▸ Aim: Keep only the lines where "value" appears.

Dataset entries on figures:
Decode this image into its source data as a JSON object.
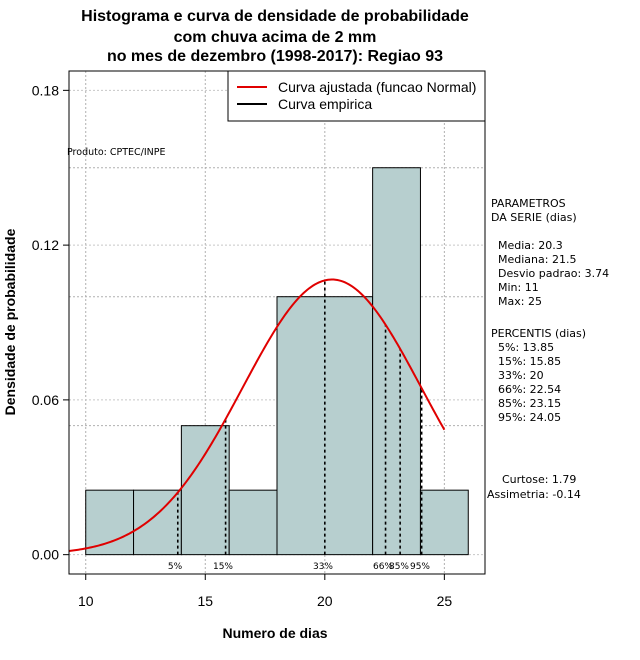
{
  "chart_data": {
    "type": "bar",
    "title_lines": [
      "Histograma e curva de densidade de probabilidade",
      "com chuva acima de 2 mm",
      "no mes de dezembro (1998-2017): Regiao 93"
    ],
    "xlabel": "Numero de dias",
    "ylabel": "Densidade de probabilidade",
    "xlim": [
      9.3,
      26.7
    ],
    "ylim": [
      -0.0075,
      0.1875
    ],
    "xticks": [
      10,
      15,
      20,
      25
    ],
    "yticks": [
      0.0,
      0.06,
      0.12,
      0.18
    ],
    "ytick_labels": [
      "0.00",
      "0.06",
      "0.12",
      "0.18"
    ],
    "grid": true,
    "bins": [
      {
        "x0": 10,
        "x1": 12,
        "density": 0.025
      },
      {
        "x0": 12,
        "x1": 14,
        "density": 0.025
      },
      {
        "x0": 14,
        "x1": 16,
        "density": 0.05
      },
      {
        "x0": 16,
        "x1": 18,
        "density": 0.025
      },
      {
        "x0": 18,
        "x1": 22,
        "density": 0.1
      },
      {
        "x0": 22,
        "x1": 24,
        "density": 0.15
      },
      {
        "x0": 24,
        "x1": 26,
        "density": 0.025
      }
    ],
    "bar_color": "#b7cfcf",
    "normal_curve": {
      "mean": 20.3,
      "sd": 3.74,
      "x_range": [
        9.3,
        25
      ],
      "color": "#e00000"
    },
    "percentile_lines": [
      {
        "label": "5%",
        "value": 13.85
      },
      {
        "label": "15%",
        "value": 15.85
      },
      {
        "label": "33%",
        "value": 20
      },
      {
        "label": "66%",
        "value": 22.54
      },
      {
        "label": "85%",
        "value": 23.15
      },
      {
        "label": "95%",
        "value": 24.05
      }
    ],
    "legend": {
      "position": "top-right",
      "entries": [
        {
          "label": "Curva ajustada (funcao Normal)",
          "color": "#e00000"
        },
        {
          "label": "Curva empirica",
          "color": "#000000"
        }
      ]
    },
    "product_note": "Produto: CPTEC/INPE",
    "side_panel": {
      "parametros_title": [
        "PARAMETROS",
        "DA SERIE (dias)"
      ],
      "parametros": [
        "Media: 20.3",
        "Mediana: 21.5",
        "Desvio padrao: 3.74",
        "Min: 11",
        "Max: 25"
      ],
      "percentis_title": "PERCENTIS (dias)",
      "percentis": [
        "5%: 13.85",
        "15%: 15.85",
        "33%: 20",
        "66%: 22.54",
        "85%: 23.15",
        "95%: 24.05"
      ],
      "curtose": "Curtose: 1.79",
      "assimetria": "Assimetria: -0.14"
    }
  }
}
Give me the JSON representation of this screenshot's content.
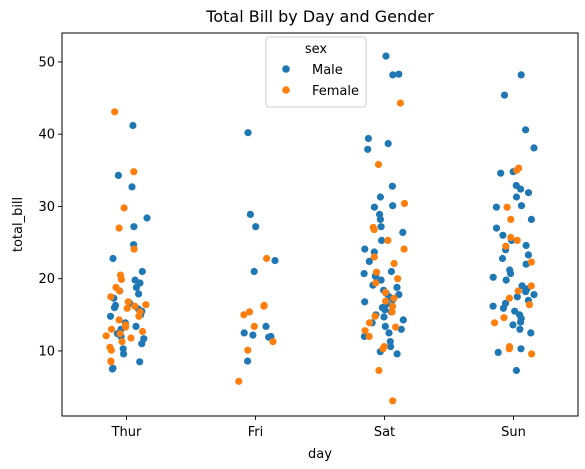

▸ The result:
        "value": 13.85
        "value": 15.85
        "value": 20
        "value": 22.54
        "value": 23.15
        "value": 24.05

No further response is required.